- _TASK TO COMPLETE_
Retype all material exactly. Pictures stay out of the copy.

- _Data entries_
Begin
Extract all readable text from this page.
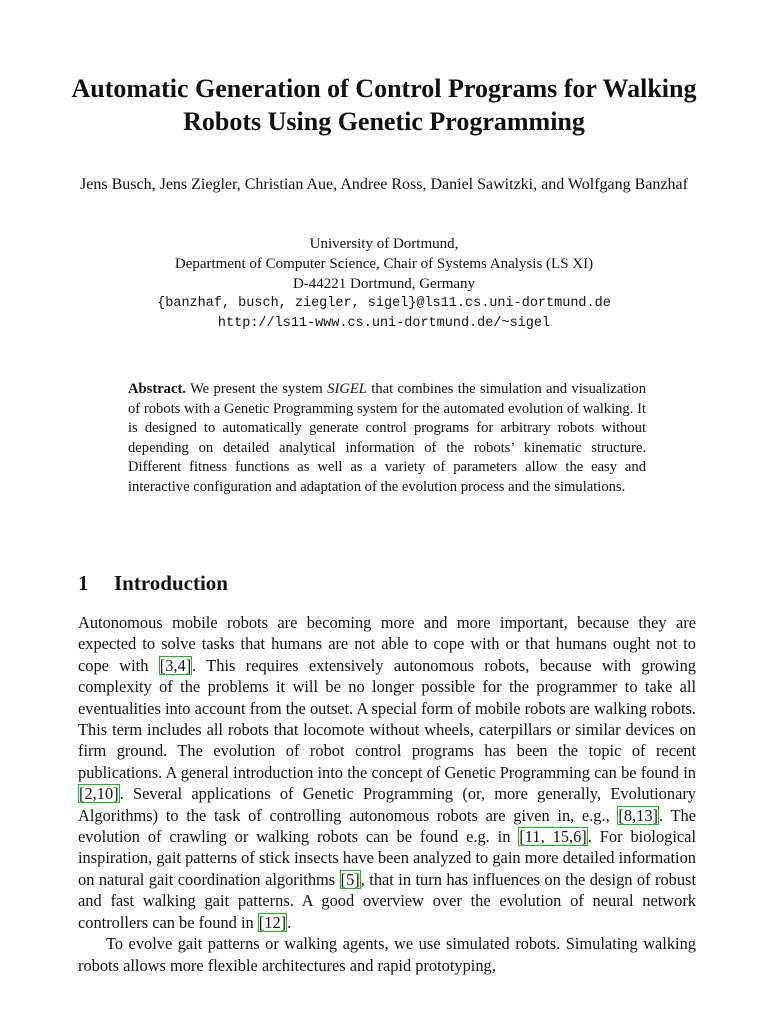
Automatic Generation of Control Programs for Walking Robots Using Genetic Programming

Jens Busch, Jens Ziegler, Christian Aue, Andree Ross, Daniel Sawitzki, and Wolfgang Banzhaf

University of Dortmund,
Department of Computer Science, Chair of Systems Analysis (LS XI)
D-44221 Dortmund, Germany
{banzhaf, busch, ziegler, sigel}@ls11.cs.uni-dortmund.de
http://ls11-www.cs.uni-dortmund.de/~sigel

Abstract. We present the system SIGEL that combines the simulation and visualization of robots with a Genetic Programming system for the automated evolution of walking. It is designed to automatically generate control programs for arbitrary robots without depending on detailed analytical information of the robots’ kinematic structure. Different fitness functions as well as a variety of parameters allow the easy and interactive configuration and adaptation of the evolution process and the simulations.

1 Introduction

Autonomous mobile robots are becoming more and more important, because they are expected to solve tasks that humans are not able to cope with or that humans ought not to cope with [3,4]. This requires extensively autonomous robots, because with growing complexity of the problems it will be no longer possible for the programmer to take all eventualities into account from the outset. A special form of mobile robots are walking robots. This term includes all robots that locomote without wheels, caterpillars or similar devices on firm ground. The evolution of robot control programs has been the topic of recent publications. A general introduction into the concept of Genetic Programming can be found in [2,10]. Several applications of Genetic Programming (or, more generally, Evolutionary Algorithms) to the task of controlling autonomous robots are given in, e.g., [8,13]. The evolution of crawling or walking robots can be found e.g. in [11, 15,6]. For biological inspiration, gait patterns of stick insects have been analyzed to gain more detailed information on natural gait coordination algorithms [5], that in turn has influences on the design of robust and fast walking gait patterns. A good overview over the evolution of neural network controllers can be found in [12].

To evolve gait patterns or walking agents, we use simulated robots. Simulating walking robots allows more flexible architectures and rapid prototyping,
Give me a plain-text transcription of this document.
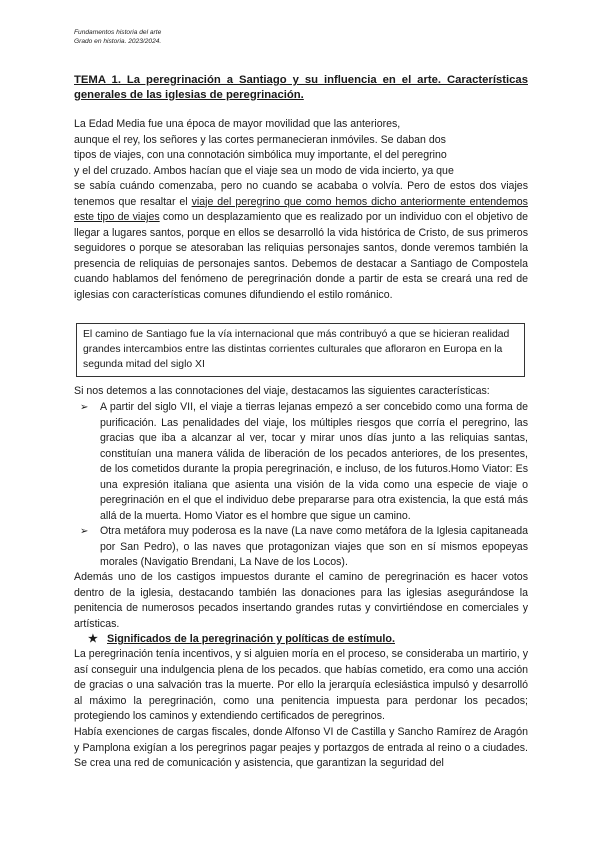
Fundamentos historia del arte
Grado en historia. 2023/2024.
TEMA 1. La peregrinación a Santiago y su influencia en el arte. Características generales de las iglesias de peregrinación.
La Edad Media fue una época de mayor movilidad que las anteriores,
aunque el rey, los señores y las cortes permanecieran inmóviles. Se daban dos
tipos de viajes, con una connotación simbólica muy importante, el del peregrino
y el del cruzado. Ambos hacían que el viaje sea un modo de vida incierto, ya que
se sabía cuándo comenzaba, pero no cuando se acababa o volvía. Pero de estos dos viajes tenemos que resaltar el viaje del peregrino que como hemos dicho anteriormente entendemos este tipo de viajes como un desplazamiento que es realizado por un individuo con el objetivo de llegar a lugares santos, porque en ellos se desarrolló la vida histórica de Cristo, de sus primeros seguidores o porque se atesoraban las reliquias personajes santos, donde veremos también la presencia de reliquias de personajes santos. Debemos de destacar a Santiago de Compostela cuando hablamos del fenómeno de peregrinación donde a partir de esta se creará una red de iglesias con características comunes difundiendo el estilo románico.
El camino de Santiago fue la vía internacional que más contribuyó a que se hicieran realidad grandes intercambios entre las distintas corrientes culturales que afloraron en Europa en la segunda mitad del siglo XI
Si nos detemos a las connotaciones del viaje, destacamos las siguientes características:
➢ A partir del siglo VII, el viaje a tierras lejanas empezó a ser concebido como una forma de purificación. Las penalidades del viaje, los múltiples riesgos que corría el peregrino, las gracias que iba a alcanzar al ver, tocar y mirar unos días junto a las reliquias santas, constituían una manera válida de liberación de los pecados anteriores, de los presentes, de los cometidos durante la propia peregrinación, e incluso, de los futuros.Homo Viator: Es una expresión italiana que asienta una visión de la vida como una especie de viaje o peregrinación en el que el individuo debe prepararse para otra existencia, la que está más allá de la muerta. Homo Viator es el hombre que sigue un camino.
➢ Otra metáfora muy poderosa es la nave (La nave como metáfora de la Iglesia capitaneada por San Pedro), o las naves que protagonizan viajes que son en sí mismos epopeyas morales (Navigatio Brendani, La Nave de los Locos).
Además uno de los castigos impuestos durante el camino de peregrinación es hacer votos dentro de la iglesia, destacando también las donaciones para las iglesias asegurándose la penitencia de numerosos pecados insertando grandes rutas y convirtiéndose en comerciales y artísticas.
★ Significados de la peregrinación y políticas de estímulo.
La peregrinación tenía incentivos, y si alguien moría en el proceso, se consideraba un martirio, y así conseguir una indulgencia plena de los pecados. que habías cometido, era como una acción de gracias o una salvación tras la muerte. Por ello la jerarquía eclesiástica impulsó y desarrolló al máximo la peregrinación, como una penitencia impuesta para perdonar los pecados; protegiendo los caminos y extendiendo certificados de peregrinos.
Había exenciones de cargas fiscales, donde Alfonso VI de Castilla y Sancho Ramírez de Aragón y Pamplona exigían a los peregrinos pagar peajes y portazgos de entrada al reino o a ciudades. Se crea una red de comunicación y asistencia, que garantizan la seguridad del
End
- _THE SOLUTION_
Extract all readable text from this page.
Automatic Generation of Control Programs for Walking Robots Using Genetic Programming

Jens Busch, Jens Ziegler, Christian Aue, Andree Ross, Daniel Sawitzki, and Wolfgang Banzhaf

University of Dortmund,
Department of Computer Science, Chair of Systems Analysis (LS XI)
D-44221 Dortmund, Germany
{banzhaf, busch, ziegler, sigel}@ls11.cs.uni-dortmund.de
http://ls11-www.cs.uni-dortmund.de/~sigel

Abstract. We present the system SIGEL that combines the simulation and visualization of robots with a Genetic Programming system for the automated evolution of walking. It is designed to automatically generate control programs for arbitrary robots without depending on detailed analytical information of the robots’ kinematic structure. Different fitness functions as well as a variety of parameters allow the easy and interactive configuration and adaptation of the evolution process and the simulations.

1 Introduction

Autonomous mobile robots are becoming more and more important, because they are expected to solve tasks that humans are not able to cope with or that humans ought not to cope with [3,4]. This requires extensively autonomous robots, because with growing complexity of the problems it will be no longer possible for the programmer to take all eventualities into account from the outset. A special form of mobile robots are walking robots. This term includes all robots that locomote without wheels, caterpillars or similar devices on firm ground. The evolution of robot control programs has been the topic of recent publications. A general introduction into the concept of Genetic Programming can be found in [2,10]. Several applications of Genetic Programming (or, more generally, Evolutionary Algorithms) to the task of controlling autonomous robots are given in, e.g., [8,13]. The evolution of crawling or walking robots can be found e.g. in [11, 15,6]. For biological inspiration, gait patterns of stick insects have been analyzed to gain more detailed information on natural gait coordination algorithms [5], that in turn has influences on the design of robust and fast walking gait patterns. A good overview over the evolution of neural network controllers can be found in [12].

To evolve gait patterns or walking agents, we use simulated robots. Simulating walking robots allows more flexible architectures and rapid prototyping,
Give me a plain-text transcription of this document.
Fundamentos historia del arte
Grado en historia. 2023/2024.
TEMA 1. La peregrinación a Santiago y su influencia en el arte. Características generales de las iglesias de peregrinación.
La Edad Media fue una época de mayor movilidad que las anteriores,
aunque el rey, los señores y las cortes permanecieran inmóviles. Se daban dos
tipos de viajes, con una connotación simbólica muy importante, el del peregrino
y el del cruzado. Ambos hacían que el viaje sea un modo de vida incierto, ya que
se sabía cuándo comenzaba, pero no cuando se acababa o volvía. Pero de estos dos viajes tenemos que resaltar el viaje del peregrino que como hemos dicho anteriormente entendemos este tipo de viajes como un desplazamiento que es realizado por un individuo con el objetivo de llegar a lugares santos, porque en ellos se desarrolló la vida histórica de Cristo, de sus primeros seguidores o porque se atesoraban las reliquias personajes santos, donde veremos también la presencia de reliquias de personajes santos. Debemos de destacar a Santiago de Compostela cuando hablamos del fenómeno de peregrinación donde a partir de esta se creará una red de iglesias con características comunes difundiendo el estilo románico.
El camino de Santiago fue la vía internacional que más contribuyó a que se hicieran realidad grandes intercambios entre las distintas corrientes culturales que afloraron en Europa en la segunda mitad del siglo XI
Si nos detemos a las connotaciones del viaje, destacamos las siguientes características:
➢ A partir del siglo VII, el viaje a tierras lejanas empezó a ser concebido como una forma de purificación. Las penalidades del viaje, los múltiples riesgos que corría el peregrino, las gracias que iba a alcanzar al ver, tocar y mirar unos días junto a las reliquias santas, constituían una manera válida de liberación de los pecados anteriores, de los presentes, de los cometidos durante la propia peregrinación, e incluso, de los futuros.Homo Viator: Es una expresión italiana que asienta una visión de la vida como una especie de viaje o peregrinación en el que el individuo debe prepararse para otra existencia, la que está más allá de la muerta. Homo Viator es el hombre que sigue un camino.
➢ Otra metáfora muy poderosa es la nave (La nave como metáfora de la Iglesia capitaneada por San Pedro), o las naves que protagonizan viajes que son en sí mismos epopeyas morales (Navigatio Brendani, La Nave de los Locos).
Además uno de los castigos impuestos durante el camino de peregrinación es hacer votos dentro de la iglesia, destacando también las donaciones para las iglesias asegurándose la penitencia de numerosos pecados insertando grandes rutas y convirtiéndose en comerciales y artísticas.
★ Significados de la peregrinación y políticas de estímulo.
La peregrinación tenía incentivos, y si alguien moría en el proceso, se consideraba un martirio, y así conseguir una indulgencia plena de los pecados. que habías cometido, era como una acción de gracias o una salvación tras la muerte. Por ello la jerarquía eclesiástica impulsó y desarrolló al máximo la peregrinación, como una penitencia impuesta para perdonar los pecados; protegiendo los caminos y extendiendo certificados de peregrinos.
Había exenciones de cargas fiscales, donde Alfonso VI de Castilla y Sancho Ramírez de Aragón y Pamplona exigían a los peregrinos pagar peajes y portazgos de entrada al reino o a ciudades. Se crea una red de comunicación y asistencia, que garantizan la seguridad del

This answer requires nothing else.